* _GOAL_
Only lines holding the string "million" are wanted; copy each one from the material.

* _TASK DATA_

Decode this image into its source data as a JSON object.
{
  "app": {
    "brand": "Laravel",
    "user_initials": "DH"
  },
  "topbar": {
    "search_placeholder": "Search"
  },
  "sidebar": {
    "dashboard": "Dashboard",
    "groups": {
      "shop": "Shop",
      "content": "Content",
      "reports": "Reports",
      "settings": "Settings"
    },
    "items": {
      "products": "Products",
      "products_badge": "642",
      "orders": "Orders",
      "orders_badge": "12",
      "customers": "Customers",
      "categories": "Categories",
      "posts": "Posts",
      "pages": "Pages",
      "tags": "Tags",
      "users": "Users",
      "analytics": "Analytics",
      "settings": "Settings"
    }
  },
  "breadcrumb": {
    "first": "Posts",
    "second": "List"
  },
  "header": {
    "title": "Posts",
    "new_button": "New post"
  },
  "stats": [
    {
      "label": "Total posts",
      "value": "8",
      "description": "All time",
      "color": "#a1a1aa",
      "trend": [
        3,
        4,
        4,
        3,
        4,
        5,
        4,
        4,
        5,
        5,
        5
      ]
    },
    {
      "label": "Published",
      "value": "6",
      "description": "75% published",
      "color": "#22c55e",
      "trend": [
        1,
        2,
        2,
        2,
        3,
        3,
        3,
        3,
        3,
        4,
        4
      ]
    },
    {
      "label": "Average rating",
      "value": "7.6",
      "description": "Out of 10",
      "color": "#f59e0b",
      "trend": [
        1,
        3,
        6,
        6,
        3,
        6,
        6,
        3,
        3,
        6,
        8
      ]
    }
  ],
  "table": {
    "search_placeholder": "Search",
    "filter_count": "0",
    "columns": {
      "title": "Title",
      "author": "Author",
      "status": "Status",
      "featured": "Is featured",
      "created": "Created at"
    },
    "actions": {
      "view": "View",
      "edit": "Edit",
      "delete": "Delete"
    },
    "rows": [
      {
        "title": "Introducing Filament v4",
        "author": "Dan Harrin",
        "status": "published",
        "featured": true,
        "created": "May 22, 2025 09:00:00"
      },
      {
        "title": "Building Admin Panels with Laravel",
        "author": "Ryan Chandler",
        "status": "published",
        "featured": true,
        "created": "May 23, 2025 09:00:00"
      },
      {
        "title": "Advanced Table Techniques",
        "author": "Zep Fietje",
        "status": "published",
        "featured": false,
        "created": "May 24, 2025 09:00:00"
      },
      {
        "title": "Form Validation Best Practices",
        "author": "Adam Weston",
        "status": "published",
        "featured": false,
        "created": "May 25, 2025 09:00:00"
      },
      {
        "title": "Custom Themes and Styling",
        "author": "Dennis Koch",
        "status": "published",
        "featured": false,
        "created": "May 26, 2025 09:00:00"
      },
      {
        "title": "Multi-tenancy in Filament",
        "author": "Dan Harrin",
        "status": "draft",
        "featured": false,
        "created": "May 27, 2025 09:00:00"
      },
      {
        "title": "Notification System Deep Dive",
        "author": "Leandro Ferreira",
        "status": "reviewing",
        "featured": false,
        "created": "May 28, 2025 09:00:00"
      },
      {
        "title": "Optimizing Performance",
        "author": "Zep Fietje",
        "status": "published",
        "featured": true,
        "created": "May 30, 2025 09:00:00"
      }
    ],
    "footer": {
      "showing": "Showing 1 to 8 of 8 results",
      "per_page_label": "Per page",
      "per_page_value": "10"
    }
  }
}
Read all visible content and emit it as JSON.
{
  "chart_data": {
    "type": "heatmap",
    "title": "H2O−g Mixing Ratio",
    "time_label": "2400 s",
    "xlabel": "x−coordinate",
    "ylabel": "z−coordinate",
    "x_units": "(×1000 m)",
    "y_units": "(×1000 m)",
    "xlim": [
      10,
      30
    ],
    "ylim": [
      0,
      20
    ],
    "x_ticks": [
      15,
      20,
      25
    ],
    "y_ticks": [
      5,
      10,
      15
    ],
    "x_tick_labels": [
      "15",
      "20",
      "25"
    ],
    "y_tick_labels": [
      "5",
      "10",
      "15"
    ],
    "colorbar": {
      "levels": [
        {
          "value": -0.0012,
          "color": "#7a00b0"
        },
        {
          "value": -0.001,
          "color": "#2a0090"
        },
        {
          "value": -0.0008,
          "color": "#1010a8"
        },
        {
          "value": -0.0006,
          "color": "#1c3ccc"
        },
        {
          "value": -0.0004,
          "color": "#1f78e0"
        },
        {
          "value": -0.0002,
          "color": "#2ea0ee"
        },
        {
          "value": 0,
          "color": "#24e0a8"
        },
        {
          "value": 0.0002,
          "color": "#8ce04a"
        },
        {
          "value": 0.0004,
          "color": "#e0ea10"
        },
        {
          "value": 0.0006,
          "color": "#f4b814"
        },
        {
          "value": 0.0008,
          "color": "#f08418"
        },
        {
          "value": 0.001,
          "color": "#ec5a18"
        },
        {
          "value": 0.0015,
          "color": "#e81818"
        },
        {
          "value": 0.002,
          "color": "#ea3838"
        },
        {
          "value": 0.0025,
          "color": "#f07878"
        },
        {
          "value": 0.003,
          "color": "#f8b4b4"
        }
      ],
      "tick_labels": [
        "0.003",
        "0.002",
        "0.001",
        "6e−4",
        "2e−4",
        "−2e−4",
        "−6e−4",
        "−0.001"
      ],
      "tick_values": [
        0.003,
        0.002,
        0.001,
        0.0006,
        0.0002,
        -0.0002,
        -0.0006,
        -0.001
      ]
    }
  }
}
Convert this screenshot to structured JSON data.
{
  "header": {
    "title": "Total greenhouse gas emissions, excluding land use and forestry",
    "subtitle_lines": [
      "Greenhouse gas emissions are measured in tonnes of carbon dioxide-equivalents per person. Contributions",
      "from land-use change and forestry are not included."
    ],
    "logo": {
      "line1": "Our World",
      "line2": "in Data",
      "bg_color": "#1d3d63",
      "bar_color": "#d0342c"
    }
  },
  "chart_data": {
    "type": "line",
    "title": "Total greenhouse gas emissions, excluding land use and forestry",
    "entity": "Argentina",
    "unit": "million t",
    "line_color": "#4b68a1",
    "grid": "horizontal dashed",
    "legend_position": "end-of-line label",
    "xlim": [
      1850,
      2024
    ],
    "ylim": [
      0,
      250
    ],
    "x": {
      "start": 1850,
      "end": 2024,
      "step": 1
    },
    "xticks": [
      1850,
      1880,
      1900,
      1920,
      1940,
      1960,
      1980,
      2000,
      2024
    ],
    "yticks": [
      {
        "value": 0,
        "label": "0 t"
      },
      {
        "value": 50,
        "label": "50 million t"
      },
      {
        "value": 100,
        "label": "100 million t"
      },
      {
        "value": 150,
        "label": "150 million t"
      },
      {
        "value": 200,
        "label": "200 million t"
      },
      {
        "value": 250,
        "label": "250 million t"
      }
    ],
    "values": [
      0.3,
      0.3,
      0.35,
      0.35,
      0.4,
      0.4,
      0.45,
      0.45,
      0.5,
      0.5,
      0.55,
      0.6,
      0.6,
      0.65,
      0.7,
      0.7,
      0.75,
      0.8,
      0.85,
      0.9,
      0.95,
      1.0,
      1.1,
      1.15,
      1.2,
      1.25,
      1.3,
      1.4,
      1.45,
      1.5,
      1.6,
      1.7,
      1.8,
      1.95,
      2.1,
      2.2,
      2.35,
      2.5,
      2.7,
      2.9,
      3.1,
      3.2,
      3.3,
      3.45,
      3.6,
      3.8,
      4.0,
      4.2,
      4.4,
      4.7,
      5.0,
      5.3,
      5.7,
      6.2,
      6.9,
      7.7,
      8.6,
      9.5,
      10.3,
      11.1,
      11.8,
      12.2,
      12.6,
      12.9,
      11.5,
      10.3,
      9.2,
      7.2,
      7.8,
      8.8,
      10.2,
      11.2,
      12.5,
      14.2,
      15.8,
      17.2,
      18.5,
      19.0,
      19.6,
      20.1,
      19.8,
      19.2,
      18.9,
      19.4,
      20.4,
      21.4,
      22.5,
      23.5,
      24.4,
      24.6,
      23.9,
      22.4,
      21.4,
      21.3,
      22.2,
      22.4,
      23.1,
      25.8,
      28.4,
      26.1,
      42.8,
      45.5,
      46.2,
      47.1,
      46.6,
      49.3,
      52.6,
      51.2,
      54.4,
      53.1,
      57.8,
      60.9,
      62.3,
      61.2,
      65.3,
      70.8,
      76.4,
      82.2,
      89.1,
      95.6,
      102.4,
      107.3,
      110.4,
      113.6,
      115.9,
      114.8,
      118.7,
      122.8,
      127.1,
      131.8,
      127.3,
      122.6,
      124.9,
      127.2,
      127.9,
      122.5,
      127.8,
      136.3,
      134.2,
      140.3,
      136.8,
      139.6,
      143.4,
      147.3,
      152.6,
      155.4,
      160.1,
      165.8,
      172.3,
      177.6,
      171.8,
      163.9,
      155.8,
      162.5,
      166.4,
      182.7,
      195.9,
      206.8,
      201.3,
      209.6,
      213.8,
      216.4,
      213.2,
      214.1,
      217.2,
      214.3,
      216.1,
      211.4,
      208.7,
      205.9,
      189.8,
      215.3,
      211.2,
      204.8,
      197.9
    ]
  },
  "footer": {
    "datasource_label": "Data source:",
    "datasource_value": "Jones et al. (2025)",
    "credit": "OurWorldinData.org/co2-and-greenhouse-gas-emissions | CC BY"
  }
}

* _RESPONSE TO THIS EXERCISE_
    "unit": "million t",
        "label": "50 million t"
        "label": "100 million t"
        "label": "150 million t"
        "label": "200 million t"
        "label": "250 million t"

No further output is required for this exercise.